▶ REQUIRED TASK: Sort through the data and copy the lines holding the word "this".

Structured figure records
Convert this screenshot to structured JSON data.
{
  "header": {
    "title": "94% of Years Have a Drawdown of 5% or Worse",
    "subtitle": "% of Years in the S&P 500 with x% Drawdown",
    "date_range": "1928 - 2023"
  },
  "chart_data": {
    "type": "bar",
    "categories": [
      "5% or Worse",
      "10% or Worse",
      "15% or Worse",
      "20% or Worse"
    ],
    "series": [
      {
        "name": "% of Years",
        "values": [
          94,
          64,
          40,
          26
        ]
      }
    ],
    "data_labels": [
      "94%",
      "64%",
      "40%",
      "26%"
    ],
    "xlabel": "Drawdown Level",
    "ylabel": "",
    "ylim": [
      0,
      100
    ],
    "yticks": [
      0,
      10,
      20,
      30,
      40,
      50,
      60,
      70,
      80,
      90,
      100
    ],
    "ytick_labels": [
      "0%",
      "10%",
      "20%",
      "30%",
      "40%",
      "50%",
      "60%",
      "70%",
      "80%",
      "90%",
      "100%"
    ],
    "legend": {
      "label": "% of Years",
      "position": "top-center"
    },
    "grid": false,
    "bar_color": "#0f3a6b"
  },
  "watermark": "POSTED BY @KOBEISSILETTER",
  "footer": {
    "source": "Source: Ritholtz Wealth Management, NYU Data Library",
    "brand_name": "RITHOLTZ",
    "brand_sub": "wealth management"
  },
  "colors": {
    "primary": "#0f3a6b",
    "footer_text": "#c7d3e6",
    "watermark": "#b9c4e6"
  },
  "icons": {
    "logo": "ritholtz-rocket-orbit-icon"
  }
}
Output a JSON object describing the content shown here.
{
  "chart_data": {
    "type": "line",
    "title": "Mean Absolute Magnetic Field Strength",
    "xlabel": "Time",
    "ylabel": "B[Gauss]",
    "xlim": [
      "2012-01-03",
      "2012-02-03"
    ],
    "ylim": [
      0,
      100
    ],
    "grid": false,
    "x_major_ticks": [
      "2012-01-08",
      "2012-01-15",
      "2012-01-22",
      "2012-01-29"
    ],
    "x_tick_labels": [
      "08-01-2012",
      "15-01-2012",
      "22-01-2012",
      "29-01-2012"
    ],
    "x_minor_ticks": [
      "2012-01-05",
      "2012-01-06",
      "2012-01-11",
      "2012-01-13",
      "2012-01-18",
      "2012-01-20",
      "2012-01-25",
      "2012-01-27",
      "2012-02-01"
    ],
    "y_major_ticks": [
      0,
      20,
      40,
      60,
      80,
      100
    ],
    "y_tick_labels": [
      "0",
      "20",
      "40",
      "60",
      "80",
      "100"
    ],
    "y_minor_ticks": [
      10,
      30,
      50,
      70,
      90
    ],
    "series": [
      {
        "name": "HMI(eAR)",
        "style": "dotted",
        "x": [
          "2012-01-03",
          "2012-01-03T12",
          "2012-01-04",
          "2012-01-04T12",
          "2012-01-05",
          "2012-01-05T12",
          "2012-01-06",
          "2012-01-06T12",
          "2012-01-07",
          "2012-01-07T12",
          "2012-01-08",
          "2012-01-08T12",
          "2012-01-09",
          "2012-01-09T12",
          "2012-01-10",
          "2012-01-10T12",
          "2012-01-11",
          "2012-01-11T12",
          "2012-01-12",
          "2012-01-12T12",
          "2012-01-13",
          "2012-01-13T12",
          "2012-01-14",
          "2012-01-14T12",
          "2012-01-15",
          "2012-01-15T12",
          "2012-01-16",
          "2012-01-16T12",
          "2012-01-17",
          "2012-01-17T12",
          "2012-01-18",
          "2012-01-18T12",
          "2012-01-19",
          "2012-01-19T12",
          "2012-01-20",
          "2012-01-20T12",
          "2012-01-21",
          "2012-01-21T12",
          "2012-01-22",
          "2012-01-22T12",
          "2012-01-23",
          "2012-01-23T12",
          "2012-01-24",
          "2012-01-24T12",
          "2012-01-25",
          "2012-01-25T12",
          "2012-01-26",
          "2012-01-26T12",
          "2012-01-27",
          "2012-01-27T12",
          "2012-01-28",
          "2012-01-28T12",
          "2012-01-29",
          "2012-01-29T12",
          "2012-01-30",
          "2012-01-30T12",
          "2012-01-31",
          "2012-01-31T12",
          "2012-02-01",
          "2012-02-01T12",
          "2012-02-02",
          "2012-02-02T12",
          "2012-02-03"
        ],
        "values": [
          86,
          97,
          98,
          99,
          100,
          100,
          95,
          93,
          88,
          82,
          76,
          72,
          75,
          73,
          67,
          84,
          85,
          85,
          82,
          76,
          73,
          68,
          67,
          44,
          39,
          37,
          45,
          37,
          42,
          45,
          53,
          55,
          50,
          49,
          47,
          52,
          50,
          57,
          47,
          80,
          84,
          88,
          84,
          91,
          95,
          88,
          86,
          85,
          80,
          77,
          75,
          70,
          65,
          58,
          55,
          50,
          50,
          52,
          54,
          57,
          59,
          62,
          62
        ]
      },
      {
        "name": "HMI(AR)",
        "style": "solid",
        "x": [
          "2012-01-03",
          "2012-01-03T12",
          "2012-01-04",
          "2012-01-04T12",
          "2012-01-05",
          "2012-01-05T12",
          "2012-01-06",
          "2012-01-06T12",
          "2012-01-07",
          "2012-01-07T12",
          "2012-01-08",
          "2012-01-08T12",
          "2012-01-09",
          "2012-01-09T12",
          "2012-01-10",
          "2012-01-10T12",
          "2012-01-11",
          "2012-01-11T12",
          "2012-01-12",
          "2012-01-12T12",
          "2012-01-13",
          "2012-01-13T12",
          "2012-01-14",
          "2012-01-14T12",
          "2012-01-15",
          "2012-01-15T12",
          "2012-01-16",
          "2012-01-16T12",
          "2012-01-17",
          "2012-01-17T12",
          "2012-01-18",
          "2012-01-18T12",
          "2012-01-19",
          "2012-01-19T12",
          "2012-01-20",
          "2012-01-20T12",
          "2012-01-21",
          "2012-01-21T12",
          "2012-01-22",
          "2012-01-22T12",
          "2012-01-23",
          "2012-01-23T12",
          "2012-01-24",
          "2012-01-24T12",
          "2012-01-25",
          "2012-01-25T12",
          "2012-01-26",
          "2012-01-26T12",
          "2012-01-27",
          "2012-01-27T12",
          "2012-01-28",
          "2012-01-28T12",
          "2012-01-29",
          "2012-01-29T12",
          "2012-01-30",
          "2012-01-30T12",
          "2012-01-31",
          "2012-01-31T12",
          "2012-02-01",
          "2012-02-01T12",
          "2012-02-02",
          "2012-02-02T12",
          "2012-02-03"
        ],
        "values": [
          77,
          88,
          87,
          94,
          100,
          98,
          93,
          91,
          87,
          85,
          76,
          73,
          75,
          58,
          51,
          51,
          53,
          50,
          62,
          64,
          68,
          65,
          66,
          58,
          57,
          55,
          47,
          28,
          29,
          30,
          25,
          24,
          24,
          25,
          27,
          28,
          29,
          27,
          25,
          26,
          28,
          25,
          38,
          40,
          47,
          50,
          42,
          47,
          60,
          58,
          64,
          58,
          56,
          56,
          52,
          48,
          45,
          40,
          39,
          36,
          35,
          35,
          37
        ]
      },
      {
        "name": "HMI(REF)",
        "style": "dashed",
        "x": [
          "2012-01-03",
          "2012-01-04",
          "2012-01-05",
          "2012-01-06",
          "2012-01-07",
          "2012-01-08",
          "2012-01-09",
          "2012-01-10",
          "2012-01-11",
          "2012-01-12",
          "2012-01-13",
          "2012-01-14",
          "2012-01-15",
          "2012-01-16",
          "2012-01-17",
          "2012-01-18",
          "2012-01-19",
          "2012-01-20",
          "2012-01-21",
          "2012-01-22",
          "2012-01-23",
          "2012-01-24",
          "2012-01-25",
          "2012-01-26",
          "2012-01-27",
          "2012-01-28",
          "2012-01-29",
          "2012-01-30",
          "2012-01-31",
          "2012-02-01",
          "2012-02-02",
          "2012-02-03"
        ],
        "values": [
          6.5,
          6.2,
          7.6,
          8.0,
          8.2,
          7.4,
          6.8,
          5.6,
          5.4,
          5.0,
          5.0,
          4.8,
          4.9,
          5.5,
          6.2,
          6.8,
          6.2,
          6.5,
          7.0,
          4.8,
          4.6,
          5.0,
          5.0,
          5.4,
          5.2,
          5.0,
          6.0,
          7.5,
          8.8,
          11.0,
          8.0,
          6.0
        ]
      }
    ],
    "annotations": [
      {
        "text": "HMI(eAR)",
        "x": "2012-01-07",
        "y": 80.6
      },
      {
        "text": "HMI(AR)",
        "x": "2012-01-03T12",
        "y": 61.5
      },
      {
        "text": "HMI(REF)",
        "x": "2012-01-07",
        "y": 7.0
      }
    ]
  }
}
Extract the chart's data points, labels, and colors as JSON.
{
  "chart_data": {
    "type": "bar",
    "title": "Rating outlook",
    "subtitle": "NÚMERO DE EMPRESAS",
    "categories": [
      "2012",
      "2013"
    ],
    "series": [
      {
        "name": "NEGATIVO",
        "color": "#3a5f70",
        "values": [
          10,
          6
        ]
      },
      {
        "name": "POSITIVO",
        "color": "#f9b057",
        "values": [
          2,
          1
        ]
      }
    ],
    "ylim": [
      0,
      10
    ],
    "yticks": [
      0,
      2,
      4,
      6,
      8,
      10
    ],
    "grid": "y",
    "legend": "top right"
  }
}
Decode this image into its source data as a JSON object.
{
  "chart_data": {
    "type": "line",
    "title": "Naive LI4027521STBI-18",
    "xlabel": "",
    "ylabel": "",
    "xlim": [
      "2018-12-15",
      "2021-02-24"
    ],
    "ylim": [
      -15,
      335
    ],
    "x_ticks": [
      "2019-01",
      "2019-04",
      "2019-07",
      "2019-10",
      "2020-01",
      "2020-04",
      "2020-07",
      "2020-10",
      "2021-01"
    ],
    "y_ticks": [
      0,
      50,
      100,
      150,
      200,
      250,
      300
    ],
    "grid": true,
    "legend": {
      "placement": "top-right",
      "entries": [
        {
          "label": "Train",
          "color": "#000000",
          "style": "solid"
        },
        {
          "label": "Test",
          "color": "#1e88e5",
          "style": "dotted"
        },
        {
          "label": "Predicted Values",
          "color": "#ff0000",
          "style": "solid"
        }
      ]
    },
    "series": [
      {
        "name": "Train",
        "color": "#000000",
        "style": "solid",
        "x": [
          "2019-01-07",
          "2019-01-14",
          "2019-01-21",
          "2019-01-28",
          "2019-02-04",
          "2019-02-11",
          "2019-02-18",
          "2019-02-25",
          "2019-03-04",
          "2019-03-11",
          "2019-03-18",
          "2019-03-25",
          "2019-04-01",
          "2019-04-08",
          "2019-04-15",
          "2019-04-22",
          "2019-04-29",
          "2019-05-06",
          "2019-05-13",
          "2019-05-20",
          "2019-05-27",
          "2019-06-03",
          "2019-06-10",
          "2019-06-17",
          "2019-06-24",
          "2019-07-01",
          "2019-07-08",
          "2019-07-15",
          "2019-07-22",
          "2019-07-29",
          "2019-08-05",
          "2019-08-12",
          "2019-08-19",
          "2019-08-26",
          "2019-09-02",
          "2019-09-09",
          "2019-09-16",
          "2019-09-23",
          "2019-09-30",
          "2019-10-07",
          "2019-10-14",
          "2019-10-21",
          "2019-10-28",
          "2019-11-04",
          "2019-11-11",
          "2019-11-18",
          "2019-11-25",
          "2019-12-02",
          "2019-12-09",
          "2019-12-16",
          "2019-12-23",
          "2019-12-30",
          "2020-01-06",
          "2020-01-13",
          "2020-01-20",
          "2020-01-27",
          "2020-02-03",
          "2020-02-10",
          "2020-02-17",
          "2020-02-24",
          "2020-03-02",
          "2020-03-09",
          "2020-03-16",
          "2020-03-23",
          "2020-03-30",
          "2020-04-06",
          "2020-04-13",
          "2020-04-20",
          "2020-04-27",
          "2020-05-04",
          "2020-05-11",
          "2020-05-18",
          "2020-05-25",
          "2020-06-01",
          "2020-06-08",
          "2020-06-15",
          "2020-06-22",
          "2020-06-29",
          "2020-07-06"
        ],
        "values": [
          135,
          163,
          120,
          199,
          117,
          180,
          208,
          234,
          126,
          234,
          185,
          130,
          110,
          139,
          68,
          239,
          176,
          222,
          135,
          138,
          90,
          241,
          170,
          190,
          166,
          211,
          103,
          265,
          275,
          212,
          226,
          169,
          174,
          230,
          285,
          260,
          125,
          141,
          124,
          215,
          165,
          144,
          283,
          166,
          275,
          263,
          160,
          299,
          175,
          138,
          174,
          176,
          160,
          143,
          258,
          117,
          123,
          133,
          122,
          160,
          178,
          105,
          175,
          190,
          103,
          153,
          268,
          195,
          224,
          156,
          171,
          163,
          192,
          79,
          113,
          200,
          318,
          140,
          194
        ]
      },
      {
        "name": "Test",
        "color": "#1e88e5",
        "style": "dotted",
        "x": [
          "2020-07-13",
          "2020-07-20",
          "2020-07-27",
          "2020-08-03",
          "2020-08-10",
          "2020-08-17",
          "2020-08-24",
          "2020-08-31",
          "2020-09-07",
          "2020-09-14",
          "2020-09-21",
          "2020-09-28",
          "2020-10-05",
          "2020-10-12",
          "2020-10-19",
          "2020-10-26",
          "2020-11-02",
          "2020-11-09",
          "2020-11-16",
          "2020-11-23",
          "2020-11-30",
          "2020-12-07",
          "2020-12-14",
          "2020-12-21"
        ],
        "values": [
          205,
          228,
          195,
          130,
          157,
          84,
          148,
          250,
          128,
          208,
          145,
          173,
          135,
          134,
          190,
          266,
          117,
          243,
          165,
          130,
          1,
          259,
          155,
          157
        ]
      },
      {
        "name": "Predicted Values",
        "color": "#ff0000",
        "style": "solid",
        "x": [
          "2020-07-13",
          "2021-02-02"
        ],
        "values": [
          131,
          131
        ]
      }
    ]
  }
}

▶ RESULT OF THE TASK:
Convert this screenshot to structured JSON data.
Decode this image into its source data as a JSON object.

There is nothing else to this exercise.